**WHAT TO DO**
Print all of the entries exactly, minus the pictures.

**EXTRACTED INFORMATION**

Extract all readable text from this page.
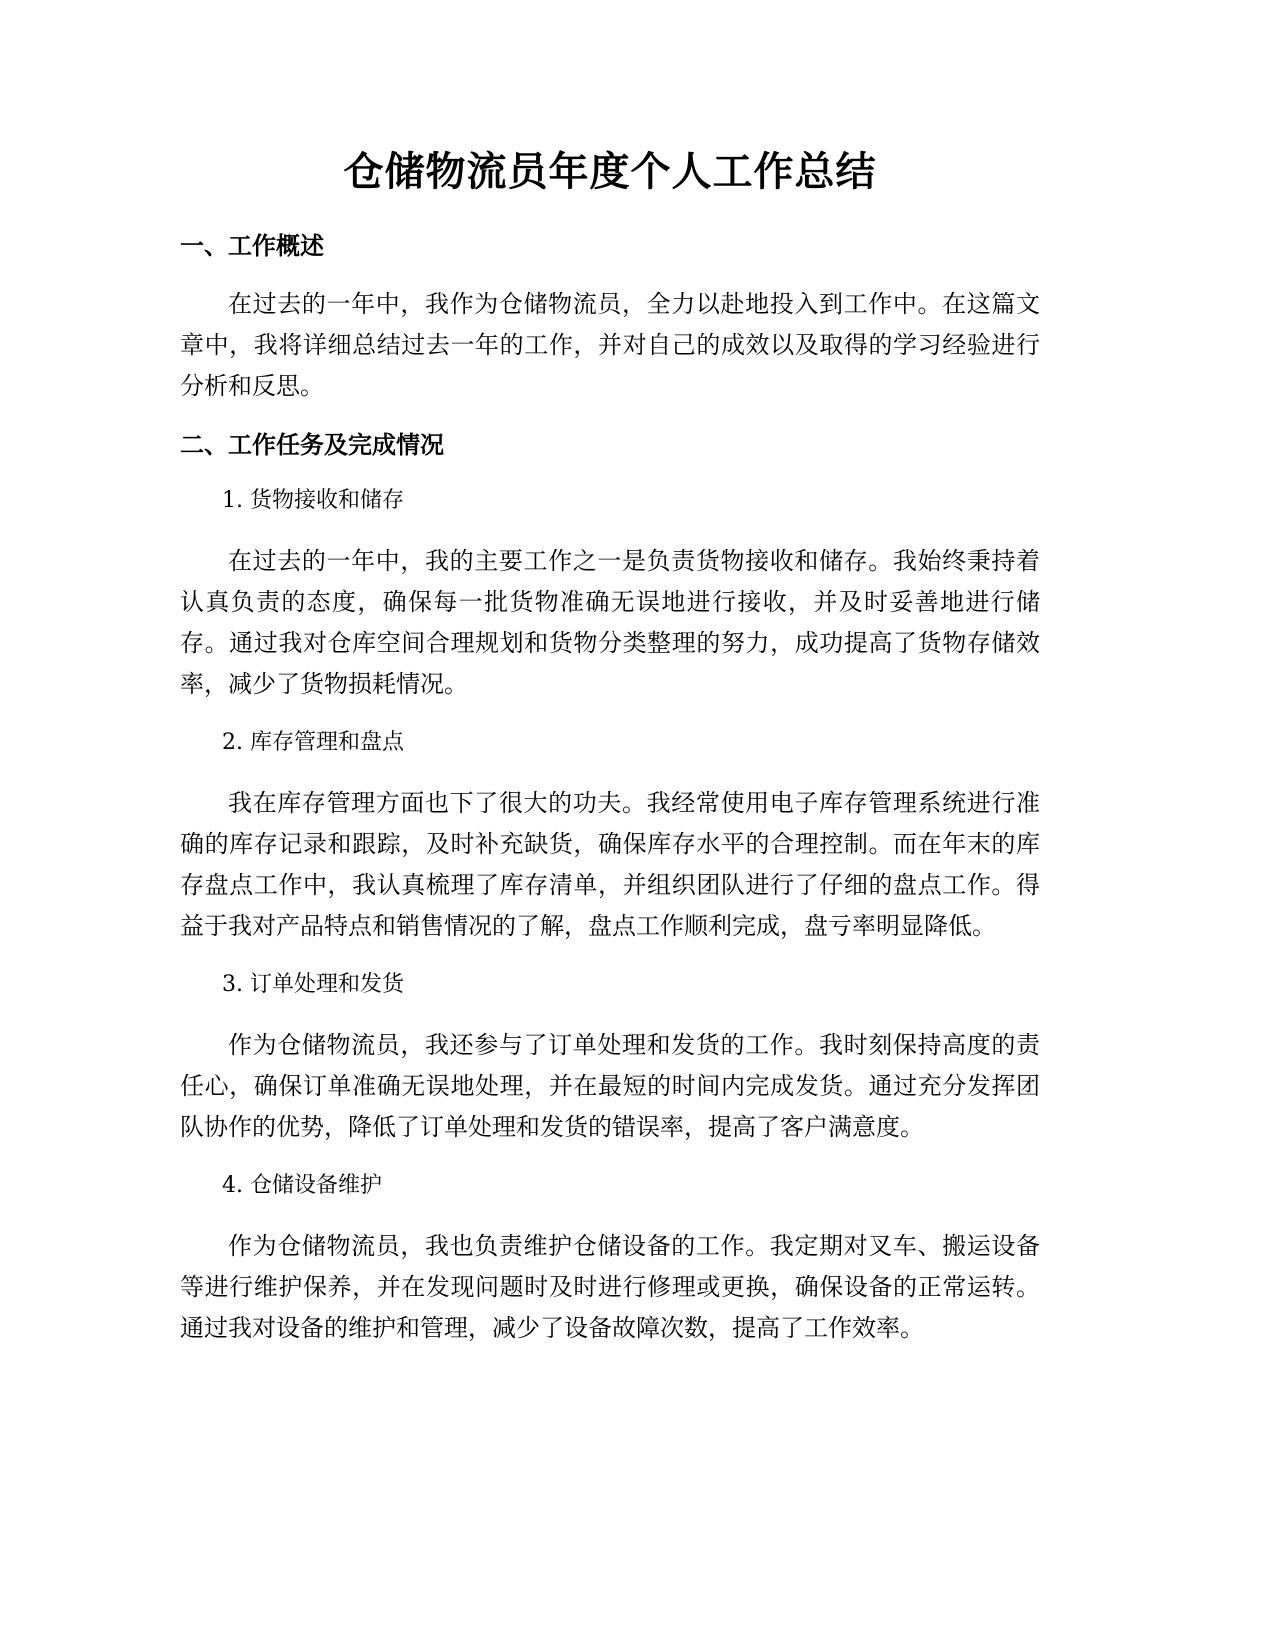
仓储物流员年度个人工作总结
一、工作概述

在过去的一年中，我作为仓储物流员，全力以赴地投入到工作中。在这篇文章中，我将详细总结过去一年的工作，并对自己的成效以及取得的学习经验进行分析和反思。

二、工作任务及完成情况
1. 货物接收和储存

在过去的一年中，我的主要工作之一是负责货物接收和储存。我始终秉持着认真负责的态度，确保每一批货物准确无误地进行接收，并及时妥善地进行储存。通过我对仓库空间合理规划和货物分类整理的努力，成功提高了货物存储效率，减少了货物损耗情况。

2. 库存管理和盘点

我在库存管理方面也下了很大的功夫。我经常使用电子库存管理系统进行准确的库存记录和跟踪，及时补充缺货，确保库存水平的合理控制。而在年末的库存盘点工作中，我认真梳理了库存清单，并组织团队进行了仔细的盘点工作。得益于我对产品特点和销售情况的了解，盘点工作顺利完成，盘亏率明显降低。

3. 订单处理和发货

作为仓储物流员，我还参与了订单处理和发货的工作。我时刻保持高度的责任心，确保订单准确无误地处理，并在最短的时间内完成发货。通过充分发挥团队协作的优势，降低了订单处理和发货的错误率，提高了客户满意度。

4. 仓储设备维护

作为仓储物流员，我也负责维护仓储设备的工作。我定期对叉车、搬运设备等进行维护保养，并在发现问题时及时进行修理或更换，确保设备的正常运转。通过我对设备的维护和管理，减少了设备故障次数，提高了工作效率。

**SOLUTION TO THIS EXERCISE**
Extract all readable text from this page.
仓储物流员年度个人工作总结
一、工作概述

在过去的一年中，我作为仓储物流员，全力以赴地投入到工作中。在这篇文章中，我将详细总结过去一年的工作，并对自己的成效以及取得的学习经验进行分析和反思。

二、工作任务及完成情况
1. 货物接收和储存

在过去的一年中，我的主要工作之一是负责货物接收和储存。我始终秉持着认真负责的态度，确保每一批货物准确无误地进行接收，并及时妥善地进行储存。通过我对仓库空间合理规划和货物分类整理的努力，成功提高了货物存储效率，减少了货物损耗情况。

2. 库存管理和盘点

我在库存管理方面也下了很大的功夫。我经常使用电子库存管理系统进行准确的库存记录和跟踪，及时补充缺货，确保库存水平的合理控制。而在年末的库存盘点工作中，我认真梳理了库存清单，并组织团队进行了仔细的盘点工作。得益于我对产品特点和销售情况的了解，盘点工作顺利完成，盘亏率明显降低。

3. 订单处理和发货

作为仓储物流员，我还参与了订单处理和发货的工作。我时刻保持高度的责任心，确保订单准确无误地处理，并在最短的时间内完成发货。通过充分发挥团队协作的优势，降低了订单处理和发货的错误率，提高了客户满意度。

4. 仓储设备维护

作为仓储物流员，我也负责维护仓储设备的工作。我定期对叉车、搬运设备等进行维护保养，并在发现问题时及时进行修理或更换，确保设备的正常运转。通过我对设备的维护和管理，减少了设备故障次数，提高了工作效率。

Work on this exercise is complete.